* **What you are asked to do**
Below is a block of records; return all of them exactly, but without the images.
Records provided start
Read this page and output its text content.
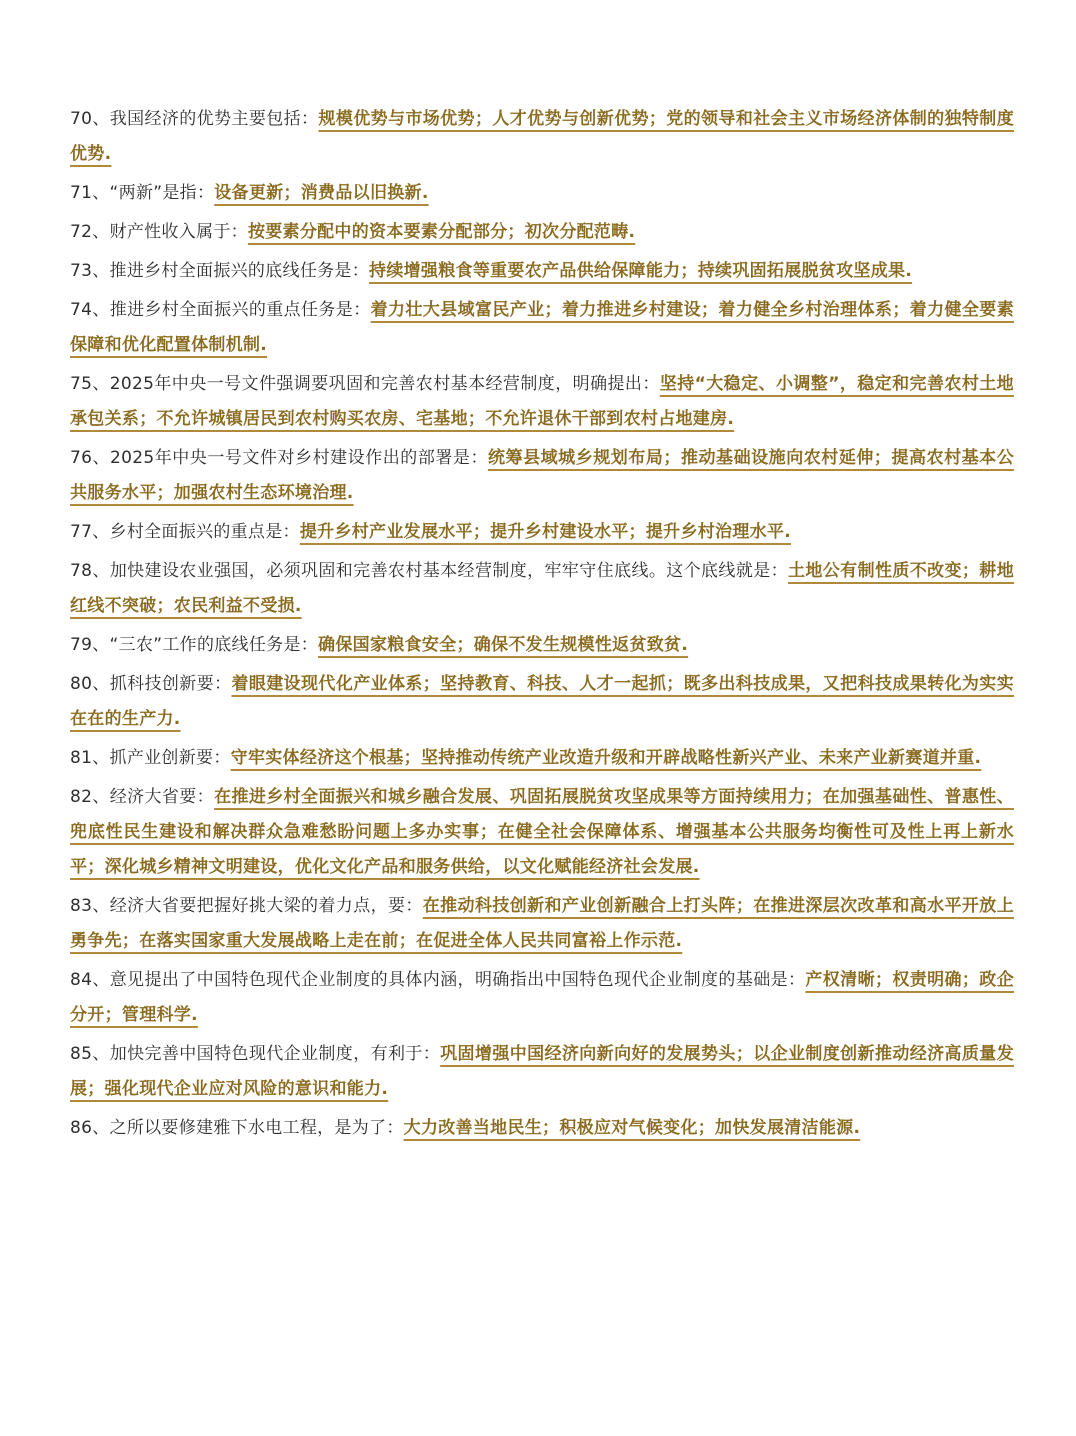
70、我国经济的优势主要包括：规模优势与市场优势；人才优势与创新优势；党的领导和社会主义市场经济体制的独特制度优势.

71、“两新”是指：设备更新；消费品以旧换新.

72、财产性收入属于：按要素分配中的资本要素分配部分；初次分配范畴.

73、推进乡村全面振兴的底线任务是：持续增强粮食等重要农产品供给保障能力；持续巩固拓展脱贫攻坚成果.

74、推进乡村全面振兴的重点任务是：着力壮大县域富民产业；着力推进乡村建设；着力健全乡村治理体系；着力健全要素保障和优化配置体制机制.

75、2025年中央一号文件强调要巩固和完善农村基本经营制度，明确提出：坚持“大稳定、小调整”，稳定和完善农村土地承包关系；不允许城镇居民到农村购买农房、宅基地；不允许退休干部到农村占地建房.

76、2025年中央一号文件对乡村建设作出的部署是：统筹县域城乡规划布局；推动基础设施向农村延伸；提高农村基本公共服务水平；加强农村生态环境治理.

77、乡村全面振兴的重点是：提升乡村产业发展水平；提升乡村建设水平；提升乡村治理水平.

78、加快建设农业强国，必须巩固和完善农村基本经营制度，牢牢守住底线。这个底线就是：土地公有制性质不改变；耕地红线不突破；农民利益不受损.

79、“三农”工作的底线任务是：确保国家粮食安全；确保不发生规模性返贫致贫.

80、抓科技创新要：着眼建设现代化产业体系；坚持教育、科技、人才一起抓；既多出科技成果，又把科技成果转化为实实在在的生产力.

81、抓产业创新要：守牢实体经济这个根基；坚持推动传统产业改造升级和开辟战略性新兴产业、未来产业新赛道并重.

82、经济大省要：在推进乡村全面振兴和城乡融合发展、巩固拓展脱贫攻坚成果等方面持续用力；在加强基础性、普惠性、兜底性民生建设和解决群众急难愁盼问题上多办实事；在健全社会保障体系、增强基本公共服务均衡性可及性上再上新水平；深化城乡精神文明建设，优化文化产品和服务供给，以文化赋能经济社会发展.

83、经济大省要把握好挑大梁的着力点，要：在推动科技创新和产业创新融合上打头阵；在推进深层次改革和高水平开放上勇争先；在落实国家重大发展战略上走在前；在促进全体人民共同富裕上作示范.

84、意见提出了中国特色现代企业制度的具体内涵，明确指出中国特色现代企业制度的基础是：产权清晰；权责明确；政企分开；管理科学.

85、加快完善中国特色现代企业制度，有利于：巩固增强中国经济向新向好的发展势头；以企业制度创新推动经济高质量发展；强化现代企业应对风险的意识和能力.

86、之所以要修建雅下水电工程，是为了：大力改善当地民生；积极应对气候变化；加快发展清洁能源.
Records provided end
* **Written response**
Read this page and output its text content.
70、我国经济的优势主要包括：规模优势与市场优势；人才优势与创新优势；党的领导和社会主义市场经济体制的独特制度优势.

71、“两新”是指：设备更新；消费品以旧换新.

72、财产性收入属于：按要素分配中的资本要素分配部分；初次分配范畴.

73、推进乡村全面振兴的底线任务是：持续增强粮食等重要农产品供给保障能力；持续巩固拓展脱贫攻坚成果.

74、推进乡村全面振兴的重点任务是：着力壮大县域富民产业；着力推进乡村建设；着力健全乡村治理体系；着力健全要素保障和优化配置体制机制.

75、2025年中央一号文件强调要巩固和完善农村基本经营制度，明确提出：坚持“大稳定、小调整”，稳定和完善农村土地承包关系；不允许城镇居民到农村购买农房、宅基地；不允许退休干部到农村占地建房.

76、2025年中央一号文件对乡村建设作出的部署是：统筹县域城乡规划布局；推动基础设施向农村延伸；提高农村基本公共服务水平；加强农村生态环境治理.

77、乡村全面振兴的重点是：提升乡村产业发展水平；提升乡村建设水平；提升乡村治理水平.

78、加快建设农业强国，必须巩固和完善农村基本经营制度，牢牢守住底线。这个底线就是：土地公有制性质不改变；耕地红线不突破；农民利益不受损.

79、“三农”工作的底线任务是：确保国家粮食安全；确保不发生规模性返贫致贫.

80、抓科技创新要：着眼建设现代化产业体系；坚持教育、科技、人才一起抓；既多出科技成果，又把科技成果转化为实实在在的生产力.

81、抓产业创新要：守牢实体经济这个根基；坚持推动传统产业改造升级和开辟战略性新兴产业、未来产业新赛道并重.

82、经济大省要：在推进乡村全面振兴和城乡融合发展、巩固拓展脱贫攻坚成果等方面持续用力；在加强基础性、普惠性、兜底性民生建设和解决群众急难愁盼问题上多办实事；在健全社会保障体系、增强基本公共服务均衡性可及性上再上新水平；深化城乡精神文明建设，优化文化产品和服务供给，以文化赋能经济社会发展.

83、经济大省要把握好挑大梁的着力点，要：在推动科技创新和产业创新融合上打头阵；在推进深层次改革和高水平开放上勇争先；在落实国家重大发展战略上走在前；在促进全体人民共同富裕上作示范.

84、意见提出了中国特色现代企业制度的具体内涵，明确指出中国特色现代企业制度的基础是：产权清晰；权责明确；政企分开；管理科学.

85、加快完善中国特色现代企业制度，有利于：巩固增强中国经济向新向好的发展势头；以企业制度创新推动经济高质量发展；强化现代企业应对风险的意识和能力.

86、之所以要修建雅下水电工程，是为了：大力改善当地民生；积极应对气候变化；加快发展清洁能源.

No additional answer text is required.